**STATED EXERCISE:** Every line that holds the string "JSON" is to be identified and copied.

**GIVEN INFORMATION:**
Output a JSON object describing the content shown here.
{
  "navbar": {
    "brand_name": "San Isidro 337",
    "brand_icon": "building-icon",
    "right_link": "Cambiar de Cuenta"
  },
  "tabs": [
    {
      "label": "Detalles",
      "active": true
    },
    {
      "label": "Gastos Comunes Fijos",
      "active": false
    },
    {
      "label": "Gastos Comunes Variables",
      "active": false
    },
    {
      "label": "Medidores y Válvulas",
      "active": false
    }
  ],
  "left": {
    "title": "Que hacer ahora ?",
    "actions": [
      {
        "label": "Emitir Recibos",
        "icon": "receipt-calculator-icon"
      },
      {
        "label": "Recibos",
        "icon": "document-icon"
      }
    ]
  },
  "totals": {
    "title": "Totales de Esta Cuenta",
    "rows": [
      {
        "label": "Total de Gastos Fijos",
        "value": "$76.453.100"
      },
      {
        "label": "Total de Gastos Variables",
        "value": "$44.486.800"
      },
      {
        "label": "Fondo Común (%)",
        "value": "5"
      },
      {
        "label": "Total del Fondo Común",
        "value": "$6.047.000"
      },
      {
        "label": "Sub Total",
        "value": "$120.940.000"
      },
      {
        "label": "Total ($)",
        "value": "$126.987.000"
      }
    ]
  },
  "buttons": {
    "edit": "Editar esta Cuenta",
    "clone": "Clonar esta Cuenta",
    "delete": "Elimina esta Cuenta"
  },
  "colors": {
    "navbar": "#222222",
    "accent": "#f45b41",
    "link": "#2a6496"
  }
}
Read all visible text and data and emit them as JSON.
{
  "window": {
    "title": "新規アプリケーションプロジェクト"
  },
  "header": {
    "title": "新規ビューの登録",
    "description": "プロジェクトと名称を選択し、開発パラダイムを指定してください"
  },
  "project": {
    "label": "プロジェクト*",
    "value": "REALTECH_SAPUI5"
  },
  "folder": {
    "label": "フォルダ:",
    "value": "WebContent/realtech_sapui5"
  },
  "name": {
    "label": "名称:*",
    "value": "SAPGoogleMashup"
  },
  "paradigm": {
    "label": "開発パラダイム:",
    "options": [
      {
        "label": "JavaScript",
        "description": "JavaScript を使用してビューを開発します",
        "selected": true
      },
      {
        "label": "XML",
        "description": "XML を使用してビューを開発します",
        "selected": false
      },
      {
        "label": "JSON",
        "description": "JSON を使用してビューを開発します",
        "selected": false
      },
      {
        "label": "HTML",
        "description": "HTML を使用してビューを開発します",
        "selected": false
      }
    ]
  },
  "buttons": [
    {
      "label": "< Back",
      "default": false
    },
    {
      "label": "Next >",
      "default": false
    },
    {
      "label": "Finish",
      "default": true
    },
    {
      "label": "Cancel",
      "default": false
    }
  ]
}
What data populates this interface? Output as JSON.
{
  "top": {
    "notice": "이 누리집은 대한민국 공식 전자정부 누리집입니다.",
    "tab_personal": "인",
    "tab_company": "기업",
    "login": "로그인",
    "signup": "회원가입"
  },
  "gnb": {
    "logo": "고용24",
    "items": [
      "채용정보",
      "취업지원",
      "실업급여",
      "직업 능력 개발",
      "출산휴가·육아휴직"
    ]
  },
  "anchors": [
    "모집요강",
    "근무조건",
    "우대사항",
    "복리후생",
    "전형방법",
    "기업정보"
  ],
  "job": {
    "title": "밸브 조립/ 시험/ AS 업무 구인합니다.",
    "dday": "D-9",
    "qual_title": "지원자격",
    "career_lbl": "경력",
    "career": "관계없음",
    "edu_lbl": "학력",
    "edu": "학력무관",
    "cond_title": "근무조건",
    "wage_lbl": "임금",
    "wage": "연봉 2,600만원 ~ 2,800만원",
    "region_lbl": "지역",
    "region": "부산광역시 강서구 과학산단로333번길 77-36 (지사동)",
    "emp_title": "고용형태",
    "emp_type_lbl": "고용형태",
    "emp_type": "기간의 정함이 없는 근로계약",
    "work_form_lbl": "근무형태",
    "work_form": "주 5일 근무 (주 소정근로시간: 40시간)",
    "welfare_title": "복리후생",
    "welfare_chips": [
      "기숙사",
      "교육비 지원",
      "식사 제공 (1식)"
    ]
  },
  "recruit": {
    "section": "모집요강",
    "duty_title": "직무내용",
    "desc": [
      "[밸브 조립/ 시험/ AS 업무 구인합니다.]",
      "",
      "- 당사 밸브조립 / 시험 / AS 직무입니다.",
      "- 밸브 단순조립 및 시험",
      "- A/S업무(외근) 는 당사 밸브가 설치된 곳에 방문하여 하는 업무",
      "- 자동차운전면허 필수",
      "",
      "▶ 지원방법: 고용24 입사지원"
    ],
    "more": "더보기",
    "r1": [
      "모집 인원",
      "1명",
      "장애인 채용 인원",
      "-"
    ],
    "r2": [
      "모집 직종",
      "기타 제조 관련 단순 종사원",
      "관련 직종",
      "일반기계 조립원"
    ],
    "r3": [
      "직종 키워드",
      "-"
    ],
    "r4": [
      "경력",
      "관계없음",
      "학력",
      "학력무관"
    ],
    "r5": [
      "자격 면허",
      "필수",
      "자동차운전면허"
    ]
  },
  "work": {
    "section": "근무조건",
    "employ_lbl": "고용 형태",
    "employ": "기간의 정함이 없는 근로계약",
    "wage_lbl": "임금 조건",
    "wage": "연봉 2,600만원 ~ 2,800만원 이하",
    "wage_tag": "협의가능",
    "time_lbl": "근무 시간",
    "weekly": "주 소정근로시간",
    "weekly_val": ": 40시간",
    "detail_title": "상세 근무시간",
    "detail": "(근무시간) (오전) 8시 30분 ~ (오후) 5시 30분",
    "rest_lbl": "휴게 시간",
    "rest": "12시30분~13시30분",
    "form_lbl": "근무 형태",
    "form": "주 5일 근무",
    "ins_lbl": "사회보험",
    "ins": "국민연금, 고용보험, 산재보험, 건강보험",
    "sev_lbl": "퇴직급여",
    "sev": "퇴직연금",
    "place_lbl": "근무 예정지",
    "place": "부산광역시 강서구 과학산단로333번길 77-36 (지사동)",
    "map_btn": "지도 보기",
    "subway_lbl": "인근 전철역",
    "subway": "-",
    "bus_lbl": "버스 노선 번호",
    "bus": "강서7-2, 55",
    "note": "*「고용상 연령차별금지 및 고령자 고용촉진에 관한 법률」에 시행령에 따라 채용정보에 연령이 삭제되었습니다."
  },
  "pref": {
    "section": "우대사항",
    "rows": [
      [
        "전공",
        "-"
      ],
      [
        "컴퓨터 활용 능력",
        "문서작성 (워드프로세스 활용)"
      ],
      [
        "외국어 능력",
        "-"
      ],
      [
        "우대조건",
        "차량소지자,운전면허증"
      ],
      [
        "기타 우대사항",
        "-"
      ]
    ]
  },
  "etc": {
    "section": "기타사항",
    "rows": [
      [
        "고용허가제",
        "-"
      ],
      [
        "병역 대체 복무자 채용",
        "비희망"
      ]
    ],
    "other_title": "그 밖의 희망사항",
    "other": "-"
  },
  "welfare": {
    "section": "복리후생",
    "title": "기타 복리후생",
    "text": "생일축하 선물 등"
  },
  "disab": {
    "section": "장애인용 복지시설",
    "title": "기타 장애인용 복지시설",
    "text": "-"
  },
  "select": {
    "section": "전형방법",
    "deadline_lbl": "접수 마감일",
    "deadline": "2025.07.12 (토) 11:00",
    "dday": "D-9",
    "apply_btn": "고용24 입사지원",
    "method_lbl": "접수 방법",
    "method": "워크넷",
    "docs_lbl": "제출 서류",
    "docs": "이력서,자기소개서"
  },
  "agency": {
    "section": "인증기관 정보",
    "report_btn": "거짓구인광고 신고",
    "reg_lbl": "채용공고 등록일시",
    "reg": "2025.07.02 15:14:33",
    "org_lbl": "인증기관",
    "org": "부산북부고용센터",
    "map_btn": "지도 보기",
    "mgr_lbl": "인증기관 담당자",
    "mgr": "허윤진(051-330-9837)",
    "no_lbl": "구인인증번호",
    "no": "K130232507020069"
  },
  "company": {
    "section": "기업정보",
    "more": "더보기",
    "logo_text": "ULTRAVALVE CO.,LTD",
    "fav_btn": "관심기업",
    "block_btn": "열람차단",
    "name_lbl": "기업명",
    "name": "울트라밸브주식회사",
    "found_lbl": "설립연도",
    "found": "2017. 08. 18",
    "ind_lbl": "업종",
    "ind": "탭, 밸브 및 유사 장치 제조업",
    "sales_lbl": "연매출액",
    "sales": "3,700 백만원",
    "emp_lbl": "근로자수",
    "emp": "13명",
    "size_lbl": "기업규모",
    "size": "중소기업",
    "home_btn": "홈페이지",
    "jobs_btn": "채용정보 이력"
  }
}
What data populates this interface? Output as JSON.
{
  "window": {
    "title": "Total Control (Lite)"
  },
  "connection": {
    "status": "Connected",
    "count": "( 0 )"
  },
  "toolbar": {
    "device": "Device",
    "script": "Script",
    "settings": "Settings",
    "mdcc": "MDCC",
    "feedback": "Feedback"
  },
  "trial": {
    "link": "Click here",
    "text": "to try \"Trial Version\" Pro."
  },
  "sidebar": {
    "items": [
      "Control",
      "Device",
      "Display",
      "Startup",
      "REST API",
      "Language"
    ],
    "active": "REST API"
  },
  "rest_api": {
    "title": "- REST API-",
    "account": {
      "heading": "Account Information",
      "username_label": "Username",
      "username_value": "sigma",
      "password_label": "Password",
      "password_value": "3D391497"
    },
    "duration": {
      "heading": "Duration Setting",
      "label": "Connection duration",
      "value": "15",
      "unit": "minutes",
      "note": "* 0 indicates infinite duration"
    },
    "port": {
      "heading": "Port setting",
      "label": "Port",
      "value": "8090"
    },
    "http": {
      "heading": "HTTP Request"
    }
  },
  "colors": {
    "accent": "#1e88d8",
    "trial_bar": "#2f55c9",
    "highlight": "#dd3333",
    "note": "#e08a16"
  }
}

**OUTPUT OF THE TASK:**
Output a JSON object describing the content shown here.
Read all visible text and data and emit them as JSON.
        "label": "JSON",
        "description": "JSON を使用してビューを開発します",
What data populates this interface? Output as JSON.
What data populates this interface? Output as JSON.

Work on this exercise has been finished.